Reproduce the following listing verbatim, keeping every line intact.

::: Entries

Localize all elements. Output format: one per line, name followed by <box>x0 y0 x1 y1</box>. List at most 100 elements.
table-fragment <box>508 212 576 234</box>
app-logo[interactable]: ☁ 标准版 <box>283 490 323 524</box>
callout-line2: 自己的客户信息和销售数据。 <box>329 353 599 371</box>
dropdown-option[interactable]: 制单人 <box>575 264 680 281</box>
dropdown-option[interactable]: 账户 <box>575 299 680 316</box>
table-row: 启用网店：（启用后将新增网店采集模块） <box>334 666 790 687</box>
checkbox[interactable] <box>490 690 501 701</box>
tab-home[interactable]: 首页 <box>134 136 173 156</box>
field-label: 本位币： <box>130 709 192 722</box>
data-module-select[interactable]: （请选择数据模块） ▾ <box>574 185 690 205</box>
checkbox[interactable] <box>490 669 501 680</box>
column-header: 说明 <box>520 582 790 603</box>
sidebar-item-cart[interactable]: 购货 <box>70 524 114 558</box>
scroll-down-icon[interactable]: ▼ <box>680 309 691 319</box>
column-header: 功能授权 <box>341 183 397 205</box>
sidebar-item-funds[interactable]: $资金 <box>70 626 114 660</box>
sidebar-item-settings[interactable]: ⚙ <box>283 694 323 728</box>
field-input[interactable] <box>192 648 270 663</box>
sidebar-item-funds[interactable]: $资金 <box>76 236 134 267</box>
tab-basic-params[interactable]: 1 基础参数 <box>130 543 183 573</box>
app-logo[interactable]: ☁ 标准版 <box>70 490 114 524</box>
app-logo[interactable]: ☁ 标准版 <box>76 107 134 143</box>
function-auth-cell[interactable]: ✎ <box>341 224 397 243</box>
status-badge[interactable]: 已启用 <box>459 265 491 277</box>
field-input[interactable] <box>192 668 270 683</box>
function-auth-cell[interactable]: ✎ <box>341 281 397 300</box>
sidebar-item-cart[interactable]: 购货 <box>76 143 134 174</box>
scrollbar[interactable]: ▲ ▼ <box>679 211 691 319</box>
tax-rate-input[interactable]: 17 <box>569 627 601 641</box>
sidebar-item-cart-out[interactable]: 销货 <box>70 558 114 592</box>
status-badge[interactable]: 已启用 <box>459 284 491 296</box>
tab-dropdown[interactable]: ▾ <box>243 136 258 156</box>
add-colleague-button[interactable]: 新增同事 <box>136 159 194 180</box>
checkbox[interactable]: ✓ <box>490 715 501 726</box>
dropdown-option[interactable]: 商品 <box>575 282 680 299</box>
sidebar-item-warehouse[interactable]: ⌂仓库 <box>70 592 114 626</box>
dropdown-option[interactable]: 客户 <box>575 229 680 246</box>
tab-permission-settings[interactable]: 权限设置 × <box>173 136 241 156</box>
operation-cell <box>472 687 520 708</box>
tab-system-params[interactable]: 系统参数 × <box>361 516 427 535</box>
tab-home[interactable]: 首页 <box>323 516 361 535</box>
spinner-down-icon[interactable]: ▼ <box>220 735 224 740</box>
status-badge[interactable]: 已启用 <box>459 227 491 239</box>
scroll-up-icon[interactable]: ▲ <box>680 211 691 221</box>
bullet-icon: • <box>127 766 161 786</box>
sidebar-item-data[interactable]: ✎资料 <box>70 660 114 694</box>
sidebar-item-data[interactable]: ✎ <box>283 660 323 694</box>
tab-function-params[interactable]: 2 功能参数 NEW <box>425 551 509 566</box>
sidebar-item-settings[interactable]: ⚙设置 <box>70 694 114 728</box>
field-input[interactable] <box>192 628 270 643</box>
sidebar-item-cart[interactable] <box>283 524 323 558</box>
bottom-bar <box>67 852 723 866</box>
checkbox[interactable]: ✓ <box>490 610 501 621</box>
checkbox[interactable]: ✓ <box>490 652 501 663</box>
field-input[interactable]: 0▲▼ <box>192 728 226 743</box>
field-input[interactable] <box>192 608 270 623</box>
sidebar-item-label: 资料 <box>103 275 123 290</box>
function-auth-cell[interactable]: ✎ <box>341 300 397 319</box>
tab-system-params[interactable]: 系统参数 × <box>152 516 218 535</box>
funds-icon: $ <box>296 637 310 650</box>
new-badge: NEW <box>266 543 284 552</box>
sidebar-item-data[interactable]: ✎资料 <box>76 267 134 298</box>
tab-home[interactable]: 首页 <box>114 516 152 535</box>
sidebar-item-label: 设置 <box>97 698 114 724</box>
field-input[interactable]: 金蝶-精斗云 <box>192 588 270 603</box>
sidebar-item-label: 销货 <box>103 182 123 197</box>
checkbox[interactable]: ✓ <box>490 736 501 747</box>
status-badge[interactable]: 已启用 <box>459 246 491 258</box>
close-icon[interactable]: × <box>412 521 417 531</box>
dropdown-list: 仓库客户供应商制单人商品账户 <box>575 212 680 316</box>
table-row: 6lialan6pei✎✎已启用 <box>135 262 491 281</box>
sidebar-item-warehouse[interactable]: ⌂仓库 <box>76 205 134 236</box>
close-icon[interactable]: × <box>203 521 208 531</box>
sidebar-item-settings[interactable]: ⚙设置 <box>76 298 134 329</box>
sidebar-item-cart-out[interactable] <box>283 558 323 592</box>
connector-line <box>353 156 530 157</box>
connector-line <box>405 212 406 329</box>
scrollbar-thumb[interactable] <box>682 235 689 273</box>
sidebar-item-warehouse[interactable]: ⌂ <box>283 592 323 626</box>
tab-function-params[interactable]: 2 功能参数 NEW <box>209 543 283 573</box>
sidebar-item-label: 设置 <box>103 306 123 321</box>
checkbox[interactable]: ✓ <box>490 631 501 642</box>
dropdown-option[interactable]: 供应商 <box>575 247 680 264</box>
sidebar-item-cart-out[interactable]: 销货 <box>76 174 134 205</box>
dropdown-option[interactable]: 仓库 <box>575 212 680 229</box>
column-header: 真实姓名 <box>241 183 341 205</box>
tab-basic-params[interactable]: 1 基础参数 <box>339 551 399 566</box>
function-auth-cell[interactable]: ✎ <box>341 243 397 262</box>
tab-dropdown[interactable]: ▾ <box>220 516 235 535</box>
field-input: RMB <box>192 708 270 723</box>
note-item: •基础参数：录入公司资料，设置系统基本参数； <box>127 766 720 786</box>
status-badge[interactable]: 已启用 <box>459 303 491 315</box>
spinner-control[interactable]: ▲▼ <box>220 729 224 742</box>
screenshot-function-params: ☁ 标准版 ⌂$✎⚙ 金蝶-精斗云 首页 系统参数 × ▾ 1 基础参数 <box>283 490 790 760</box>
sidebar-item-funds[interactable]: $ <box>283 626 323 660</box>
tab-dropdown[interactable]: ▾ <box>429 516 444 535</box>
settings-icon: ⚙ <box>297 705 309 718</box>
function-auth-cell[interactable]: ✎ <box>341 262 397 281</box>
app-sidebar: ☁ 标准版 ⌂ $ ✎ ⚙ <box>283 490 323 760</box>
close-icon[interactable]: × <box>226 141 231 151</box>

::::::

_Exercise result_
Localize all elements. Output format: one per line, name followed by <box>x0 y0 x1 y1</box>. List at most 100 elements.
table-fragment <box>508 212 576 234</box>
app-logo[interactable]: ☁ 标准版 <box>283 490 323 524</box>
callout-line2: 自己的客户信息和销售数据。 <box>329 353 599 371</box>
dropdown-option[interactable]: 制单人 <box>575 264 680 281</box>
dropdown-option[interactable]: 账户 <box>575 299 680 316</box>
table-row: 启用网店：（启用后将新增网店采集模块） <box>334 666 790 687</box>
checkbox[interactable] <box>490 690 501 701</box>
tab-home[interactable]: 首页 <box>134 136 173 156</box>
field-label: 本位币： <box>130 709 192 722</box>
data-module-select[interactable]: （请选择数据模块） ▾ <box>574 185 690 205</box>
checkbox[interactable] <box>490 669 501 680</box>
column-header: 说明 <box>520 582 790 603</box>
sidebar-item-cart[interactable]: 购货 <box>70 524 114 558</box>
scroll-down-icon[interactable]: ▼ <box>680 309 691 319</box>
column-header: 功能授权 <box>341 183 397 205</box>
sidebar-item-funds[interactable]: $资金 <box>70 626 114 660</box>
sidebar-item-settings[interactable]: ⚙ <box>283 694 323 728</box>
field-input[interactable] <box>192 648 270 663</box>
sidebar-item-funds[interactable]: $资金 <box>76 236 134 267</box>
tab-basic-params[interactable]: 1 基础参数 <box>130 543 183 573</box>
app-logo[interactable]: ☁ 标准版 <box>70 490 114 524</box>
app-logo[interactable]: ☁ 标准版 <box>76 107 134 143</box>
function-auth-cell[interactable]: ✎ <box>341 224 397 243</box>
status-badge[interactable]: 已启用 <box>459 265 491 277</box>
field-input[interactable] <box>192 668 270 683</box>
function-auth-cell[interactable]: ✎ <box>341 281 397 300</box>
sidebar-item-cart[interactable]: 购货 <box>76 143 134 174</box>
scrollbar[interactable]: ▲ ▼ <box>679 211 691 319</box>
tax-rate-input[interactable]: 17 <box>569 627 601 641</box>
sidebar-item-cart-out[interactable]: 销货 <box>70 558 114 592</box>
status-badge[interactable]: 已启用 <box>459 284 491 296</box>
tab-dropdown[interactable]: ▾ <box>243 136 258 156</box>
add-colleague-button[interactable]: 新增同事 <box>136 159 194 180</box>
checkbox[interactable]: ✓ <box>490 715 501 726</box>
dropdown-option[interactable]: 商品 <box>575 282 680 299</box>
sidebar-item-warehouse[interactable]: ⌂仓库 <box>70 592 114 626</box>
dropdown-option[interactable]: 客户 <box>575 229 680 246</box>
tab-permission-settings[interactable]: 权限设置 × <box>173 136 241 156</box>
operation-cell <box>472 687 520 708</box>
tab-system-params[interactable]: 系统参数 × <box>361 516 427 535</box>
tab-home[interactable]: 首页 <box>323 516 361 535</box>
spinner-down-icon[interactable]: ▼ <box>220 735 224 740</box>
status-badge[interactable]: 已启用 <box>459 227 491 239</box>
scroll-up-icon[interactable]: ▲ <box>680 211 691 221</box>
bullet-icon: • <box>127 766 161 786</box>
sidebar-item-data[interactable]: ✎资料 <box>70 660 114 694</box>
sidebar-item-data[interactable]: ✎ <box>283 660 323 694</box>
tab-function-params[interactable]: 2 功能参数 NEW <box>425 551 509 566</box>
sidebar-item-settings[interactable]: ⚙设置 <box>70 694 114 728</box>
field-input[interactable] <box>192 628 270 643</box>
sidebar-item-cart[interactable] <box>283 524 323 558</box>
bottom-bar <box>67 852 723 866</box>
checkbox[interactable]: ✓ <box>490 610 501 621</box>
checkbox[interactable]: ✓ <box>490 652 501 663</box>
field-input[interactable]: 0▲▼ <box>192 728 226 743</box>
field-input[interactable] <box>192 608 270 623</box>
sidebar-item-label: 资料 <box>103 275 123 290</box>
function-auth-cell[interactable]: ✎ <box>341 300 397 319</box>
tab-system-params[interactable]: 系统参数 × <box>152 516 218 535</box>
funds-icon: $ <box>296 637 310 650</box>
new-badge: NEW <box>266 543 284 552</box>
sidebar-item-data[interactable]: ✎资料 <box>76 267 134 298</box>
tab-home[interactable]: 首页 <box>114 516 152 535</box>
sidebar-item-label: 设置 <box>97 698 114 724</box>
field-input[interactable]: 金蝶-精斗云 <box>192 588 270 603</box>
sidebar-item-label: 销货 <box>103 182 123 197</box>
checkbox[interactable]: ✓ <box>490 736 501 747</box>
status-badge[interactable]: 已启用 <box>459 246 491 258</box>
close-icon[interactable]: × <box>412 521 417 531</box>
dropdown-list: 仓库客户供应商制单人商品账户 <box>575 212 680 316</box>
table-row: 6lialan6pei✎✎已启用 <box>135 262 491 281</box>
sidebar-item-warehouse[interactable]: ⌂仓库 <box>76 205 134 236</box>
close-icon[interactable]: × <box>203 521 208 531</box>
sidebar-item-settings[interactable]: ⚙设置 <box>76 298 134 329</box>
sidebar-item-cart-out[interactable] <box>283 558 323 592</box>
connector-line <box>353 156 530 157</box>
connector-line <box>405 212 406 329</box>
scrollbar-thumb[interactable] <box>682 235 689 273</box>
sidebar-item-warehouse[interactable]: ⌂ <box>283 592 323 626</box>
tab-function-params[interactable]: 2 功能参数 NEW <box>209 543 283 573</box>
sidebar-item-label: 设置 <box>103 306 123 321</box>
checkbox[interactable]: ✓ <box>490 631 501 642</box>
dropdown-option[interactable]: 供应商 <box>575 247 680 264</box>
sidebar-item-cart-out[interactable]: 销货 <box>76 174 134 205</box>
dropdown-option[interactable]: 仓库 <box>575 212 680 229</box>
column-header: 真实姓名 <box>241 183 341 205</box>
tab-basic-params[interactable]: 1 基础参数 <box>339 551 399 566</box>
function-auth-cell[interactable]: ✎ <box>341 243 397 262</box>
tab-dropdown[interactable]: ▾ <box>220 516 235 535</box>
field-input: RMB <box>192 708 270 723</box>
note-item: •基础参数：录入公司资料，设置系统基本参数； <box>127 766 720 786</box>
status-badge[interactable]: 已启用 <box>459 303 491 315</box>
spinner-control[interactable]: ▲▼ <box>220 729 224 742</box>
screenshot-function-params: ☁ 标准版 ⌂$✎⚙ 金蝶-精斗云 首页 系统参数 × ▾ 1 基础参数 <box>283 490 790 760</box>
sidebar-item-funds[interactable]: $ <box>283 626 323 660</box>
tab-dropdown[interactable]: ▾ <box>429 516 444 535</box>
settings-icon: ⚙ <box>297 705 309 718</box>
function-auth-cell[interactable]: ✎ <box>341 262 397 281</box>
app-sidebar: ☁ 标准版 ⌂ $ ✎ ⚙ <box>283 490 323 760</box>
close-icon[interactable]: × <box>226 141 231 151</box>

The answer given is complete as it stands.